Return every line from the records below in which the word "screenshot" is found.
▬▬▬▬▬▬
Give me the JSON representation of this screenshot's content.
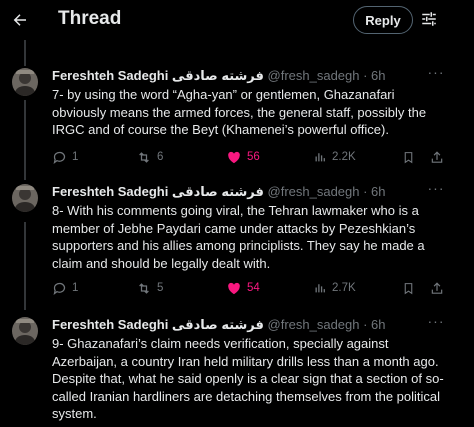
{
  "header": {
    "title": "Thread",
    "reply_label": "Reply"
  },
  "colors": {
    "background": "#000000",
    "text": "#e7e9ea",
    "muted": "#71767b",
    "like": "#f91880",
    "border": "#333639"
  },
  "tweets": [
    {
      "name": "Fereshteh Sadeghi فرشته صادقی",
      "handle": "@fresh_sadegh · 6h",
      "text": "7- by using the word “Agha-yan” or gentlemen, Ghazanafari obviously means the armed forces, the general staff, possibly the IRGC and of course the Beyt (Khamenei’s powerful office).",
      "replies": "1",
      "retweets": "6",
      "likes": "56",
      "views": "2.2K"
    },
    {
      "name": "Fereshteh Sadeghi فرشته صادقی",
      "handle": "@fresh_sadegh · 6h",
      "text": "8- With his comments going viral, the Tehran lawmaker who is a member of Jebhe Paydari came under attacks by Pezeshkian’s supporters and his allies among principlists. They say he made a claim and should be legally dealt with.",
      "replies": "1",
      "retweets": "5",
      "likes": "54",
      "views": "2.7K"
    },
    {
      "name": "Fereshteh Sadeghi فرشته صادقی",
      "handle": "@fresh_sadegh · 6h",
      "text": "9- Ghazanafari’s claim needs verification, specially against Azerbaijan, a country Iran held military drills less than a month ago. Despite that, what he said openly is a clear sign that a section of so-called Iranian hardliners are detaching themselves from the political system."
    }
  ]
}
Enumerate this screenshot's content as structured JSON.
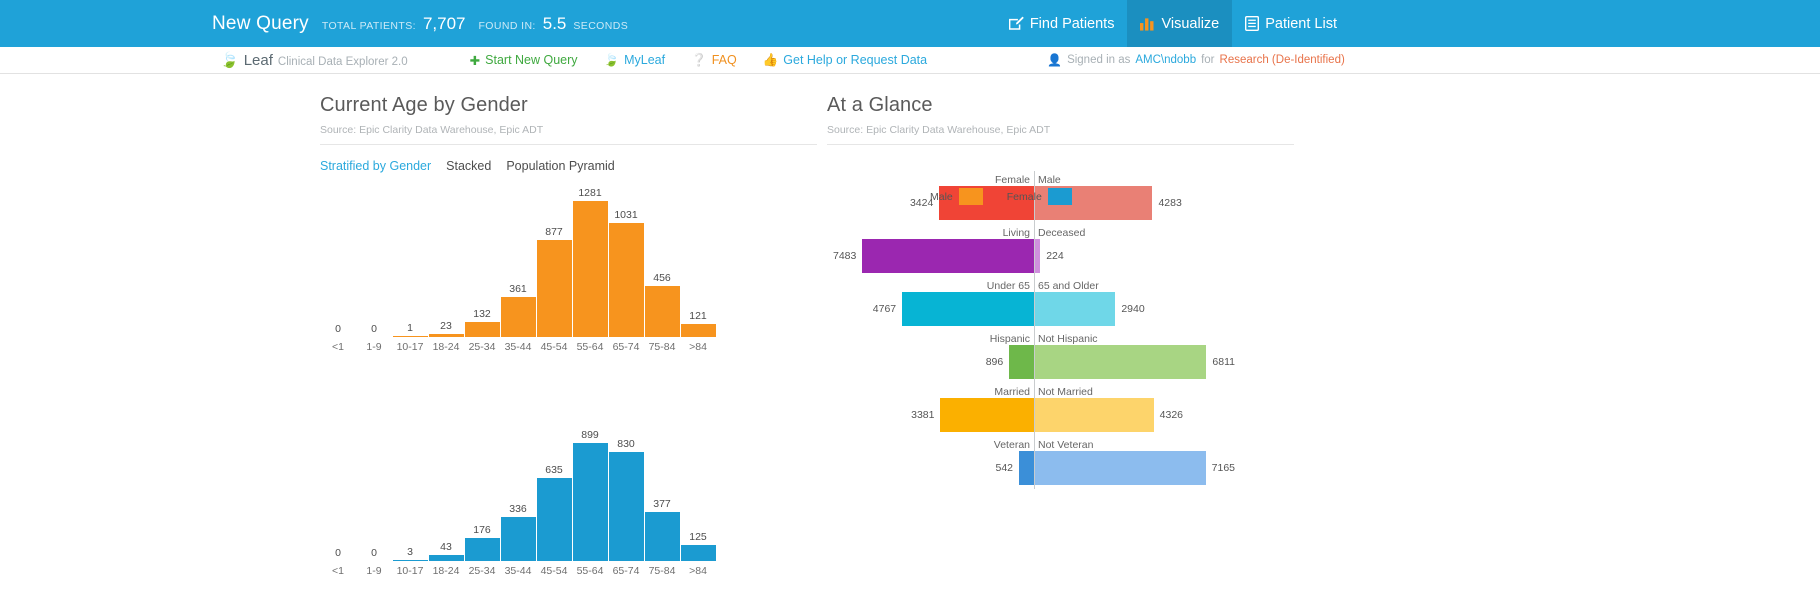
{
  "topbar": {
    "query_title": "New Query",
    "total_patients_label": "TOTAL PATIENTS:",
    "total_patients_value": "7,707",
    "found_in_label": "FOUND IN:",
    "found_in_value": "5.5",
    "seconds_label": "SECONDS",
    "nav": [
      {
        "label": "Find Patients",
        "icon": "edit-square-icon",
        "active": false
      },
      {
        "label": "Visualize",
        "icon": "bar-chart-icon",
        "active": true
      },
      {
        "label": "Patient List",
        "icon": "list-icon",
        "active": false
      }
    ],
    "accent_color": "#1fa2d8",
    "active_color": "#1b8fc0"
  },
  "subbar": {
    "brand_name": "Leaf",
    "brand_tagline": "Clinical Data Explorer 2.0",
    "links": [
      {
        "label": "Start New Query",
        "icon": "plus-icon",
        "color": "#3fa93f"
      },
      {
        "label": "MyLeaf",
        "icon": "leaf-icon",
        "color": "#2ba9dd"
      },
      {
        "label": "FAQ",
        "icon": "question-circle-icon",
        "color": "#f0901f"
      },
      {
        "label": "Get Help or Request Data",
        "icon": "thumbs-up-icon",
        "color": "#2ba9dd"
      }
    ],
    "signed_in_prefix": "Signed in as",
    "account": "AMC\\ndobb",
    "for_label": "for",
    "context": "Research (De-Identified)"
  },
  "left_panel": {
    "title": "Current Age by Gender",
    "source": "Source: Epic Clarity Data Warehouse, Epic ADT",
    "modes": [
      {
        "label": "Stratified by Gender",
        "active": true
      },
      {
        "label": "Stacked",
        "active": false
      },
      {
        "label": "Population Pyramid",
        "active": false
      }
    ],
    "legend": [
      {
        "label": "Male",
        "color": "#f7941e"
      },
      {
        "label": "Female",
        "color": "#1b9bd1"
      }
    ]
  },
  "right_panel": {
    "title": "At a Glance",
    "source": "Source: Epic Clarity Data Warehouse, Epic ADT"
  },
  "chart_data": [
    {
      "type": "bar",
      "title": "Current Age by Gender",
      "series_name": "Male",
      "color": "#f7941e",
      "categories": [
        "<1",
        "1-9",
        "10-17",
        "18-24",
        "25-34",
        "35-44",
        "45-54",
        "55-64",
        "65-74",
        "75-84",
        ">84"
      ],
      "values": [
        0,
        0,
        1,
        23,
        132,
        361,
        877,
        1281,
        1031,
        456,
        121
      ],
      "xlabel": "",
      "ylabel": "",
      "ylim": [
        0,
        1281
      ],
      "grid": false,
      "legend_position": "top-right"
    },
    {
      "type": "bar",
      "title": "Current Age by Gender",
      "series_name": "Female",
      "color": "#1b9bd1",
      "categories": [
        "<1",
        "1-9",
        "10-17",
        "18-24",
        "25-34",
        "35-44",
        "45-54",
        "55-64",
        "65-74",
        "75-84",
        ">84"
      ],
      "values": [
        0,
        0,
        3,
        43,
        176,
        336,
        635,
        899,
        830,
        377,
        125
      ],
      "xlabel": "",
      "ylabel": "",
      "ylim": [
        0,
        899
      ],
      "grid": false,
      "legend_position": "top-right"
    },
    {
      "type": "bar",
      "title": "At a Glance",
      "orientation": "horizontal-diverging",
      "rows": [
        {
          "left_label": "Female",
          "left_value": 3424,
          "left_color": "#f04436",
          "right_label": "Male",
          "right_value": 4283,
          "right_color": "#e98075"
        },
        {
          "left_label": "Living",
          "left_value": 7483,
          "left_color": "#9b27b0",
          "right_label": "Deceased",
          "right_value": 224,
          "right_color": "#cf8fdd"
        },
        {
          "left_label": "Under 65",
          "left_value": 4767,
          "left_color": "#07b4d4",
          "right_label": "65 and Older",
          "right_value": 2940,
          "right_color": "#6fd7e8"
        },
        {
          "left_label": "Hispanic",
          "left_value": 896,
          "left_color": "#6eb84a",
          "right_label": "Not Hispanic",
          "right_value": 6811,
          "right_color": "#a8d583"
        },
        {
          "left_label": "Married",
          "left_value": 3381,
          "left_color": "#fbb000",
          "right_label": "Not Married",
          "right_value": 4326,
          "right_color": "#fdd46b"
        },
        {
          "left_label": "Veteran",
          "left_value": 542,
          "left_color": "#3b8fd8",
          "right_label": "Not Veteran",
          "right_value": 7165,
          "right_color": "#8cbcee"
        }
      ],
      "max_scale": 7483
    }
  ]
}
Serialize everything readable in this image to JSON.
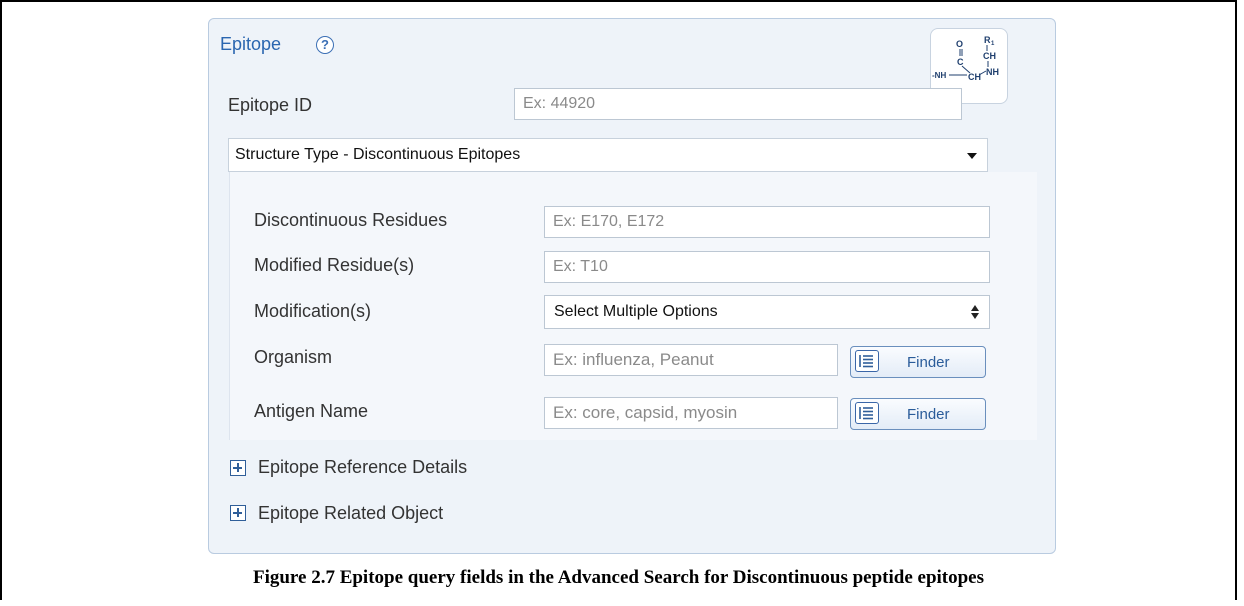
{
  "panel": {
    "title": "Epitope",
    "help_glyph": "?",
    "structure_icon": "peptide-structure-icon"
  },
  "fields": {
    "epitope_id": {
      "label": "Epitope ID",
      "placeholder": "Ex: 44920"
    },
    "structure_type": {
      "selected": "Structure Type - Discontinuous Epitopes"
    },
    "discontinuous_residues": {
      "label": "Discontinuous Residues",
      "placeholder": "Ex: E170, E172"
    },
    "modified_residues": {
      "label": "Modified Residue(s)",
      "placeholder": "Ex: T10"
    },
    "modifications": {
      "label": "Modification(s)",
      "selected": "Select Multiple Options"
    },
    "organism": {
      "label": "Organism",
      "placeholder": "Ex: influenza, Peanut",
      "button": "Finder"
    },
    "antigen_name": {
      "label": "Antigen Name",
      "placeholder": "Ex: core, capsid, myosin",
      "button": "Finder"
    }
  },
  "expanders": [
    {
      "label": "Epitope Reference Details"
    },
    {
      "label": "Epitope Related Object"
    }
  ],
  "caption": "Figure 2.7  Epitope query fields in the Advanced Search for Discontinuous peptide epitopes",
  "colors": {
    "accent": "#2a66b0",
    "panel_bg": "#eef3f9",
    "border": "#b9cbe0"
  }
}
▬▬▬▬▬▬
__ANSWER SECTION__.
Give me the JSON representation of this screenshot's content.
Enumerate this screenshot's content as structured JSON.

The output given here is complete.